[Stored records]
------------
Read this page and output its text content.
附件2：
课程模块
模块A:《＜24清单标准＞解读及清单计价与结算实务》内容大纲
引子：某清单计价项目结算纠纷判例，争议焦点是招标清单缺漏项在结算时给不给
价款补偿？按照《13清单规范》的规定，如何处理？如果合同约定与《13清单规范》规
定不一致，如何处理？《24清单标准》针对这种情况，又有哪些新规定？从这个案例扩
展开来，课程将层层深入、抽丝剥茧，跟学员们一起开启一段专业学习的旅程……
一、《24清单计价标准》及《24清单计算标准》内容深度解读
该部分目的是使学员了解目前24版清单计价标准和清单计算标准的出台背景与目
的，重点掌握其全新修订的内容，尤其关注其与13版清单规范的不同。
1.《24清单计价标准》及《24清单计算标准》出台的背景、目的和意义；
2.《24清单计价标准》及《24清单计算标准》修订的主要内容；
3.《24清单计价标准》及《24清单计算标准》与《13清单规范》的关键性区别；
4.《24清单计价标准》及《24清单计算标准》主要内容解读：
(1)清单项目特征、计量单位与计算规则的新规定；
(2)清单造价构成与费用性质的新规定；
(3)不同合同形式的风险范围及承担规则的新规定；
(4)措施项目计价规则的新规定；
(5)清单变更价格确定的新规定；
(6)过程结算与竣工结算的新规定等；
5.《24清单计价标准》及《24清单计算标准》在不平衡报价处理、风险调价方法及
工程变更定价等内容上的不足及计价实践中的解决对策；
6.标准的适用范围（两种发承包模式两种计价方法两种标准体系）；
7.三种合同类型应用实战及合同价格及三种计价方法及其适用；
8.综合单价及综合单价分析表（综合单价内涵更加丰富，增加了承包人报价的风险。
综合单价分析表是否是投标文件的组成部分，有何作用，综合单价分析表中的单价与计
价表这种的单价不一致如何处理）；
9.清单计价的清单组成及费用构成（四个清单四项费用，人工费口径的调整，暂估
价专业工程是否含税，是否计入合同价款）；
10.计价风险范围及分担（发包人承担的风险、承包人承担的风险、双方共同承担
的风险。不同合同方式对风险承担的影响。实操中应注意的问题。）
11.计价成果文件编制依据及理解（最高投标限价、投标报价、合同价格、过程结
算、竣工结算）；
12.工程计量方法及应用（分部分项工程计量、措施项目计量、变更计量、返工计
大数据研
------------
◆ Given problem ◆
From the first line to the last, retype the data exactly.

◆ Task output ◆
Read this page and output its text content.
附件2：
课程模块
模块A:《＜24清单标准＞解读及清单计价与结算实务》内容大纲
引子：某清单计价项目结算纠纷判例，争议焦点是招标清单缺漏项在结算时给不给
价款补偿？按照《13清单规范》的规定，如何处理？如果合同约定与《13清单规范》规
定不一致，如何处理？《24清单标准》针对这种情况，又有哪些新规定？从这个案例扩
展开来，课程将层层深入、抽丝剥茧，跟学员们一起开启一段专业学习的旅程……
一、《24清单计价标准》及《24清单计算标准》内容深度解读
该部分目的是使学员了解目前24版清单计价标准和清单计算标准的出台背景与目
的，重点掌握其全新修订的内容，尤其关注其与13版清单规范的不同。
1.《24清单计价标准》及《24清单计算标准》出台的背景、目的和意义；
2.《24清单计价标准》及《24清单计算标准》修订的主要内容；
3.《24清单计价标准》及《24清单计算标准》与《13清单规范》的关键性区别；
4.《24清单计价标准》及《24清单计算标准》主要内容解读：
(1)清单项目特征、计量单位与计算规则的新规定；
(2)清单造价构成与费用性质的新规定；
(3)不同合同形式的风险范围及承担规则的新规定；
(4)措施项目计价规则的新规定；
(5)清单变更价格确定的新规定；
(6)过程结算与竣工结算的新规定等；
5.《24清单计价标准》及《24清单计算标准》在不平衡报价处理、风险调价方法及
工程变更定价等内容上的不足及计价实践中的解决对策；
6.标准的适用范围（两种发承包模式两种计价方法两种标准体系）；
7.三种合同类型应用实战及合同价格及三种计价方法及其适用；
8.综合单价及综合单价分析表（综合单价内涵更加丰富，增加了承包人报价的风险。
综合单价分析表是否是投标文件的组成部分，有何作用，综合单价分析表中的单价与计
价表这种的单价不一致如何处理）；
9.清单计价的清单组成及费用构成（四个清单四项费用，人工费口径的调整，暂估
价专业工程是否含税，是否计入合同价款）；
10.计价风险范围及分担（发包人承担的风险、承包人承担的风险、双方共同承担
的风险。不同合同方式对风险承担的影响。实操中应注意的问题。）
11.计价成果文件编制依据及理解（最高投标限价、投标报价、合同价格、过程结
算、竣工结算）；
12.工程计量方法及应用（分部分项工程计量、措施项目计量、变更计量、返工计
大数据研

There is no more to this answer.